- Born: January 21, 1937
- Died: April 6, 2021 (aged 84)
- Occupations: Journalist, author
- Employer: Arkansas Democrat-Gazette
- Children: Dan Greenberg

= Paul Greenberg (journalist) =

American journalist (1937–2021)

Paul Greenberg (January 21, 1937 – April 6, 2021) was an American syndicated columnist and author. He served as the editorial page editor of the Arkansas Democrat-Gazette. His articles appeared in various newspapers through Tribune Content Agency's syndicate. He won the 1969 Pulitzer Prize for Editorial Writing in recognition of his 1968 work for the Pine Bluff Commercial (Pine Bluff, Arkansas). Greenberg also was a Pulitzer finalist in 1978 and 1986, and served as a Pulitzer juror in 1984 and 1985.

## PROVIDED DATA
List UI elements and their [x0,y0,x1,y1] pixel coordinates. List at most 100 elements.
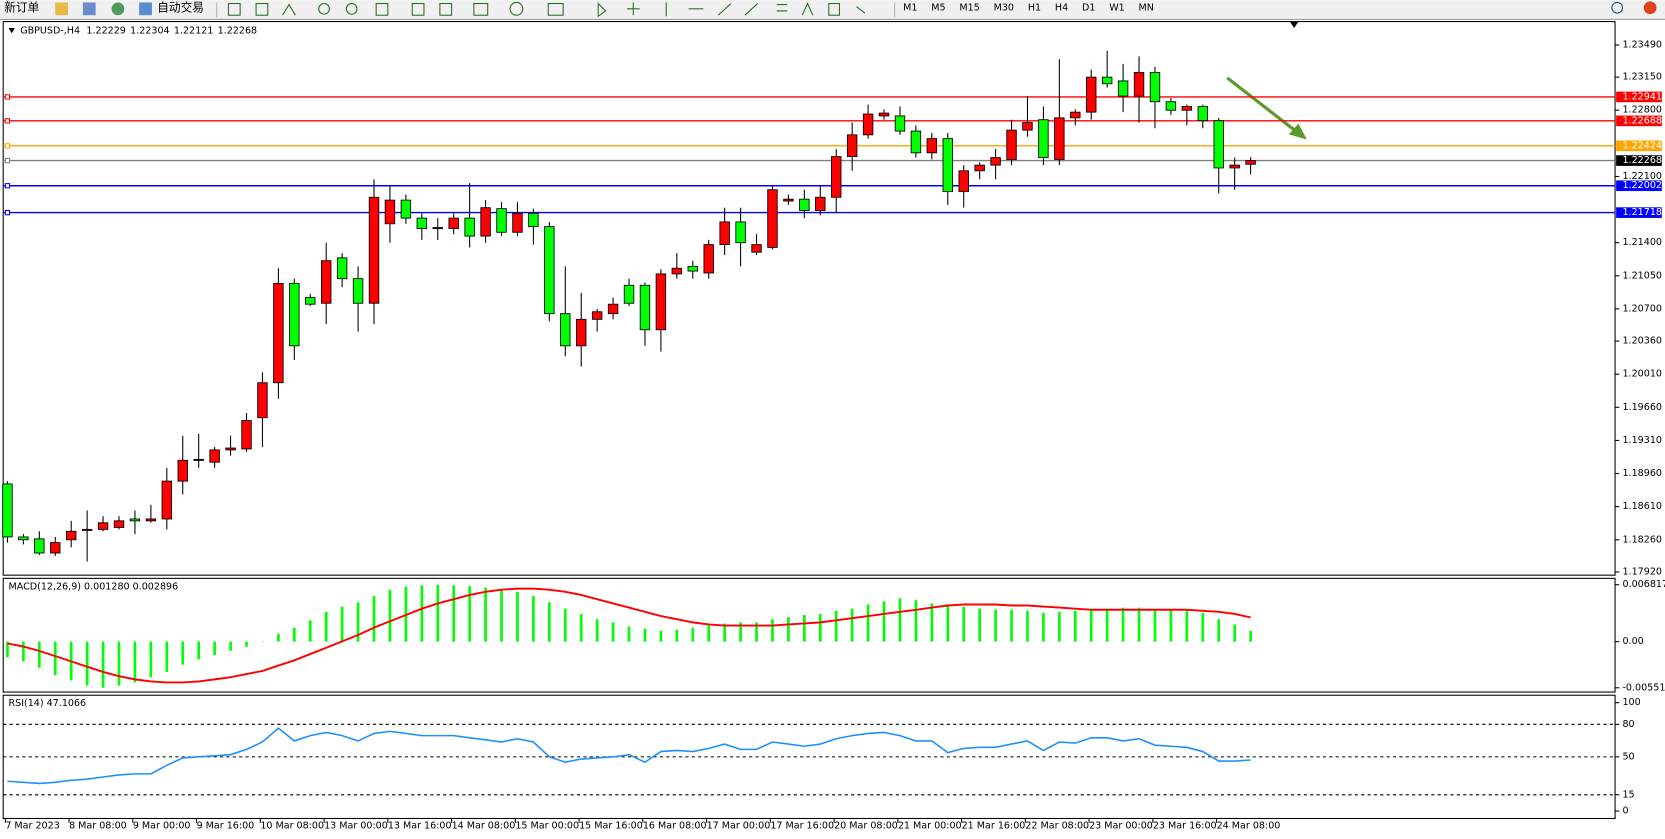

## EXERCISE INSTRUCTIONS
**A)** According to the Paul Greenberg article, which newspaper published the 1968 work that earned him a Pulitzer Prize?
**B)** Rewrite part of the Paul Greenberg article, beginning with the words "- Occupations: Journalist, author" and ending after "1984 and 1985.", with "columnist" replaced by "commentator".
Rely only on the Paul Greenberg article, not on the data.

## ANSWERS GIVEN
**A)** The Pine Bluff Commercial.

**B)**
- Occupations: Journalist, author
- Employer: Arkansas Democrat-Gazette
- Children: Dan Greenberg

= Paul Greenberg (journalist) =

American journalist (1937–2021)

Paul Greenberg (January 21, 1937 – April 6, 2021) was an American syndicated commentator and author. He served as the editorial page editor of the Arkansas Democrat-Gazette. His articles appeared in various newspapers through Tribune Content Agency's syndicate. He won the 1969 Pulitzer Prize for Editorial Writing in recognition of his 1968 work for the Pine Bluff Commercial (Pine Bluff, Arkansas). Greenberg also was a Pulitzer finalist in 1978 and 1986, and served as a Pulitzer juror in 1984 and 1985.